— Data excerpts —
— BEGIN —

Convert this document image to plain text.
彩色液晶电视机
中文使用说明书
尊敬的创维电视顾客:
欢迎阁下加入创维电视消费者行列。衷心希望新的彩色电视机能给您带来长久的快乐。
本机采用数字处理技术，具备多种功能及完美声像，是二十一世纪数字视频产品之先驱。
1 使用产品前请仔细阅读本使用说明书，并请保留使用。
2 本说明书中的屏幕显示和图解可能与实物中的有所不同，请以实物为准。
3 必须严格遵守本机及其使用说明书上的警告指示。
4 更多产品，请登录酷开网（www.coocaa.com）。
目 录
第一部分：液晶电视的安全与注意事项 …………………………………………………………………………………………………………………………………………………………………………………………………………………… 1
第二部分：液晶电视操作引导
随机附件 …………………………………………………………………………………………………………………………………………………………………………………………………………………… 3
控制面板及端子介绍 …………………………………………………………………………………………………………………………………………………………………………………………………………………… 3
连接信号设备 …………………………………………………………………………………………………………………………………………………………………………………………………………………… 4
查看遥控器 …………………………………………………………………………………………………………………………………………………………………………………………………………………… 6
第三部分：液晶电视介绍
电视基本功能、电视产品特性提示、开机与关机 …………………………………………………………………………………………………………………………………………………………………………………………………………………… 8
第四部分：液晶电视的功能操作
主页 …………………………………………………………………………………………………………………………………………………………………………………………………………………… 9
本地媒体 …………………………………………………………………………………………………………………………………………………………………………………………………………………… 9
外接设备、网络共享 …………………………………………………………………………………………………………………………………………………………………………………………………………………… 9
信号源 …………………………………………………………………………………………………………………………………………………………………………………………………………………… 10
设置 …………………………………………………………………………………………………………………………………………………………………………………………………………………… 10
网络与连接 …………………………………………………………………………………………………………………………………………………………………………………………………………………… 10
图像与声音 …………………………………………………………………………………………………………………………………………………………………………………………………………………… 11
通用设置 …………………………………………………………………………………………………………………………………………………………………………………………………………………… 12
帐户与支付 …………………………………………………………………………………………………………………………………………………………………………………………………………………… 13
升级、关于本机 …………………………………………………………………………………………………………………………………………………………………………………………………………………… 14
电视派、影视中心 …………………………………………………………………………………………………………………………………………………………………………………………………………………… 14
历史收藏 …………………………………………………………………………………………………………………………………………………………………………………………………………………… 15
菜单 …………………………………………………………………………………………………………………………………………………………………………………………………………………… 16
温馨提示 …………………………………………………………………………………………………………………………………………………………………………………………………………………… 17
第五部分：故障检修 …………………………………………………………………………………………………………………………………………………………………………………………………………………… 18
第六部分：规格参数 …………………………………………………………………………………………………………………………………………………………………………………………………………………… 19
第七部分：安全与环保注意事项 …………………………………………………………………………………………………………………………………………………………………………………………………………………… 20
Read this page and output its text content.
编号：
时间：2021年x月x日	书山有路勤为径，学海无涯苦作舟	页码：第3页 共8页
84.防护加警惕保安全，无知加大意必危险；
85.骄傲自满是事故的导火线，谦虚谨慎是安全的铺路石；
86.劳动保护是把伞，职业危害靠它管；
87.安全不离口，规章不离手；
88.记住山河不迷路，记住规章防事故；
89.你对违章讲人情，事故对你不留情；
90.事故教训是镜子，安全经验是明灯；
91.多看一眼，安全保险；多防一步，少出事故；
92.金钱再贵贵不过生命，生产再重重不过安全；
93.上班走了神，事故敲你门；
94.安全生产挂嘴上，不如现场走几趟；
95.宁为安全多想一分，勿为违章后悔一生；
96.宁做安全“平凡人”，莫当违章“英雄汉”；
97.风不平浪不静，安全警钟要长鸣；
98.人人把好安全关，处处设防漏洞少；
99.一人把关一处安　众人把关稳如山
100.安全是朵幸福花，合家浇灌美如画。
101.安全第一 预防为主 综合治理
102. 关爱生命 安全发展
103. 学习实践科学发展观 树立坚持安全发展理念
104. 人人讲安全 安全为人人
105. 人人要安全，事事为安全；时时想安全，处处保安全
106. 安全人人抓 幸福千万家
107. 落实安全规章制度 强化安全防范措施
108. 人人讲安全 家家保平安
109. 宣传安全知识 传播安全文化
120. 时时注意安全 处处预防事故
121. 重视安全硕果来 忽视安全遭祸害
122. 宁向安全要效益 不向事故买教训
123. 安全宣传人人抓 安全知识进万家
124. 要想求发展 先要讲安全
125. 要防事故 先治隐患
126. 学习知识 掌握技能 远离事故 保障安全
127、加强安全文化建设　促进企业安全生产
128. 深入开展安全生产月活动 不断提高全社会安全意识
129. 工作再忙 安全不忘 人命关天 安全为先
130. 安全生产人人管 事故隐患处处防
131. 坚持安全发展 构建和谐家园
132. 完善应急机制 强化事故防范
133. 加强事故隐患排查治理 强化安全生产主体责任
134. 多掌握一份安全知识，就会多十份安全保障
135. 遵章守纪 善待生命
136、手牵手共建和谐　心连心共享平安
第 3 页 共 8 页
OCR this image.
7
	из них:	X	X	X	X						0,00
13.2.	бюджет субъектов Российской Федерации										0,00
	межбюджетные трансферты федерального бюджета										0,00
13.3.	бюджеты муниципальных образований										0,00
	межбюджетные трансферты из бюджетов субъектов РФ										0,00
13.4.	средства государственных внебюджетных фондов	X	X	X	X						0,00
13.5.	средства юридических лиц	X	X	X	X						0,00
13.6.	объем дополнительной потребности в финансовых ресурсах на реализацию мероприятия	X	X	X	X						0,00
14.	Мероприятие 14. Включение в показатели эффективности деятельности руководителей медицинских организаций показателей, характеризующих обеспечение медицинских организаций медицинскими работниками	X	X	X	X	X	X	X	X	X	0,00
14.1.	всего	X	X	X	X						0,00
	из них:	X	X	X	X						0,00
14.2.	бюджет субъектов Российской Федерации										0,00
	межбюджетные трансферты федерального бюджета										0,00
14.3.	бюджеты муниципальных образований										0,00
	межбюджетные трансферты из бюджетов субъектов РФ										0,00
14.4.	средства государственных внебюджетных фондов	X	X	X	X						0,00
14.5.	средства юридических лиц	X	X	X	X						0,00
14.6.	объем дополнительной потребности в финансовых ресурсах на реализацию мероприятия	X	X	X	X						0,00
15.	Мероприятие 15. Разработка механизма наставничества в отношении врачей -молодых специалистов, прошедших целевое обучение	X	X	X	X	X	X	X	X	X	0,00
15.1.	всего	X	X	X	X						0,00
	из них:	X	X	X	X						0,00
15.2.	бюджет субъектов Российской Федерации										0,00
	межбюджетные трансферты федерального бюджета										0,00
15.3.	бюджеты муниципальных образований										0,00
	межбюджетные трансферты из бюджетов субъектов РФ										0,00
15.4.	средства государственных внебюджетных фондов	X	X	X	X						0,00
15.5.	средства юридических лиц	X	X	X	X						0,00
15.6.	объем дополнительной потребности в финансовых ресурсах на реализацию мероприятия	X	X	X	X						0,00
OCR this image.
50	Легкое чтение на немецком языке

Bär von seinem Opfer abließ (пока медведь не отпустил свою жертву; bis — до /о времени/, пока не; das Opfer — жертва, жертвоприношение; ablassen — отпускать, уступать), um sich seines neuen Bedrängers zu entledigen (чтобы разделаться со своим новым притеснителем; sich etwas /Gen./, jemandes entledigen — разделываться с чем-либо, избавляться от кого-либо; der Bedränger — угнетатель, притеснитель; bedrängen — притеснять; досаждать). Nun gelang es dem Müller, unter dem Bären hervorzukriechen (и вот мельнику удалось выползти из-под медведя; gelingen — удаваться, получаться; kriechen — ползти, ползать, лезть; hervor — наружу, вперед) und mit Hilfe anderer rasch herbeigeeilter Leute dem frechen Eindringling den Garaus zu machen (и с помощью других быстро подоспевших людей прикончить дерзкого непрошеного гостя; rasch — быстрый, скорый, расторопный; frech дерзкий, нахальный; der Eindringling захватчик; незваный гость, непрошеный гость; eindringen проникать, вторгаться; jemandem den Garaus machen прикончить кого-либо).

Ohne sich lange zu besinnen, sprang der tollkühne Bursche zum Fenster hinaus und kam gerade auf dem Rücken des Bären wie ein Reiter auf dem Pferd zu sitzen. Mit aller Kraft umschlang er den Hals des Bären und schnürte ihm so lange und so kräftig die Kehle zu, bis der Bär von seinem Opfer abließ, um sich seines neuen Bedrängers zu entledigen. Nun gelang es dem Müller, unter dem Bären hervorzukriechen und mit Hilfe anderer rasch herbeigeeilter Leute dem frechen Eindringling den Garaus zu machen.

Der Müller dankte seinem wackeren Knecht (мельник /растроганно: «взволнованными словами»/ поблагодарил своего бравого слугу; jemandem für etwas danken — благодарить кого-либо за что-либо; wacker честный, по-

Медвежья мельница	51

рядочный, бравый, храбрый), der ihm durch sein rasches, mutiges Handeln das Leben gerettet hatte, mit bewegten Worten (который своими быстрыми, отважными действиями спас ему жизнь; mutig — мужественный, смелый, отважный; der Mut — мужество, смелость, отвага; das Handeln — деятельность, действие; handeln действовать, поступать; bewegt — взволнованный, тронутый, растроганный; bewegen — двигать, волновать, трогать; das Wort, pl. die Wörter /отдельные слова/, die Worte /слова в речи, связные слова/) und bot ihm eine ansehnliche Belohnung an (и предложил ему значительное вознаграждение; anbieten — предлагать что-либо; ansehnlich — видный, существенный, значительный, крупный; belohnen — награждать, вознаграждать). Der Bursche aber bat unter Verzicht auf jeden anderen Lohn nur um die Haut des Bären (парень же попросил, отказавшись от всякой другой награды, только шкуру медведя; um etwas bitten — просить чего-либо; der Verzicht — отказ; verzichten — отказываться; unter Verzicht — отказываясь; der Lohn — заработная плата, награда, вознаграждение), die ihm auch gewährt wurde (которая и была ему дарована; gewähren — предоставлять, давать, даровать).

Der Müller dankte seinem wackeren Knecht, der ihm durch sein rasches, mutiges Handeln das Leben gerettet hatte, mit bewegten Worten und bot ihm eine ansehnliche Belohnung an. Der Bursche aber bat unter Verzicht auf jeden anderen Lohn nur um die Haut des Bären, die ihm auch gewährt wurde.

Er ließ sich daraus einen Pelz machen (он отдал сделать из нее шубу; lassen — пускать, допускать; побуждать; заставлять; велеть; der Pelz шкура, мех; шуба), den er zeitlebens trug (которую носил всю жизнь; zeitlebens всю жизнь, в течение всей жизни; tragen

— END —

— Work to be completed —
Above are entries; state the number of lines among them that contain "юридических", and nothing else.

— Task solution —
3